* Start *

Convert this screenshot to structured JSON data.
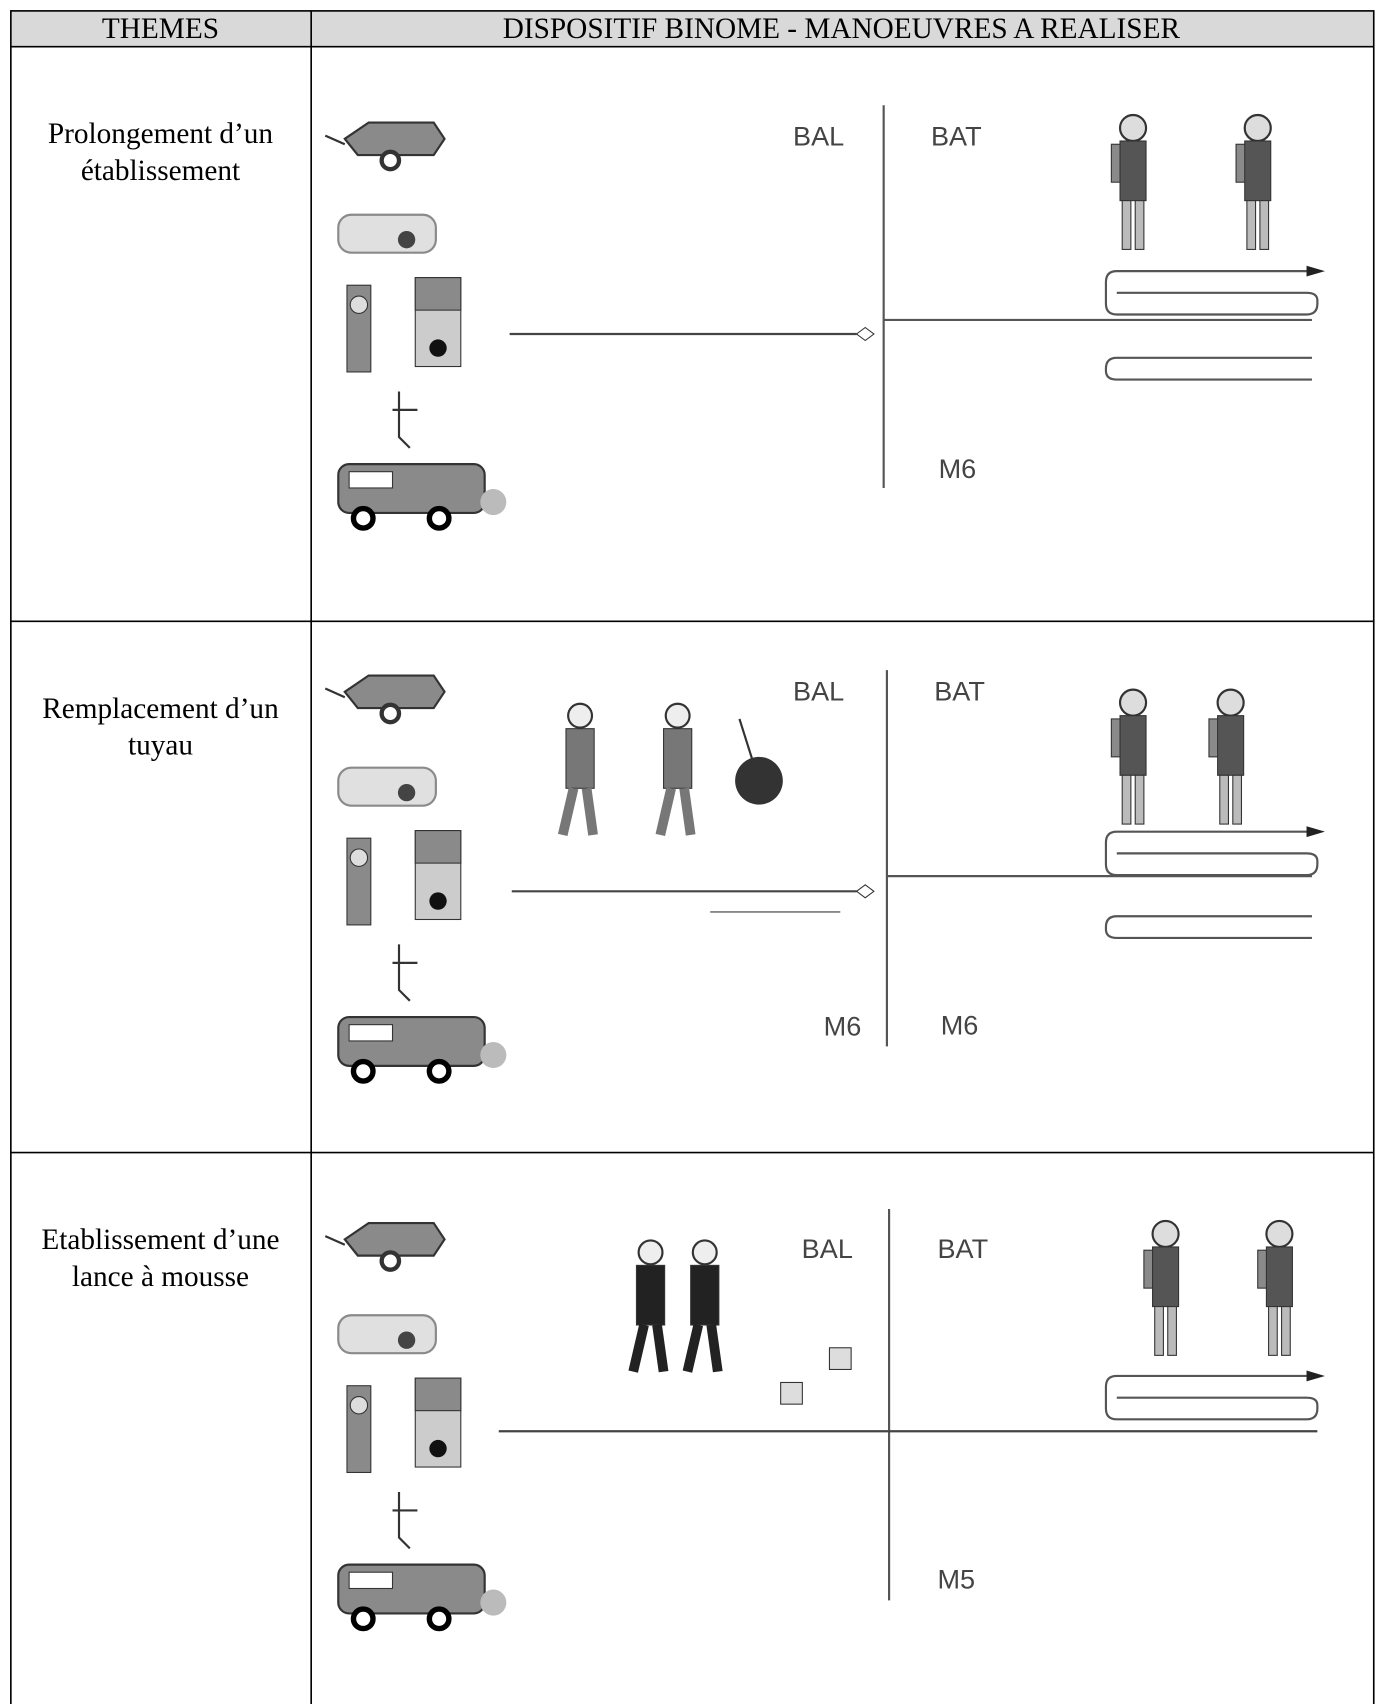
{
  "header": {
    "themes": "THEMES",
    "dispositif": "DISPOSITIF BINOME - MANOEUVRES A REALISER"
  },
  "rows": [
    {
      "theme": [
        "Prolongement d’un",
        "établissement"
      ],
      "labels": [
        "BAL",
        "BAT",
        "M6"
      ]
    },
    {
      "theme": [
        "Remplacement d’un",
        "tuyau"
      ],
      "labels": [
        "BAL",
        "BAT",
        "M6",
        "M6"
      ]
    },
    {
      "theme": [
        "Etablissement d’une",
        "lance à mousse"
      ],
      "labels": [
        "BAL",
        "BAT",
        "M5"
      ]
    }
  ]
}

* End *

● WHAT THIS TASK INVOLVES
The pictures should not be reproduced; quote all of the other material exactly.

● EXERCISE RESPONSE
Convert this screenshot to structured JSON data.
{
  "header": {
    "themes": "THEMES",
    "dispositif": "DISPOSITIF BINOME - MANOEUVRES A REALISER"
  },
  "rows": [
    {
      "theme": [
        "Prolongement d’un",
        "établissement"
      ],
      "labels": [
        "BAL",
        "BAT",
        "M6"
      ]
    },
    {
      "theme": [
        "Remplacement d’un",
        "tuyau"
      ],
      "labels": [
        "BAL",
        "BAT",
        "M6",
        "M6"
      ]
    },
    {
      "theme": [
        "Etablissement d’une",
        "lance à mousse"
      ],
      "labels": [
        "BAL",
        "BAT",
        "M5"
      ]
    }
  ]
}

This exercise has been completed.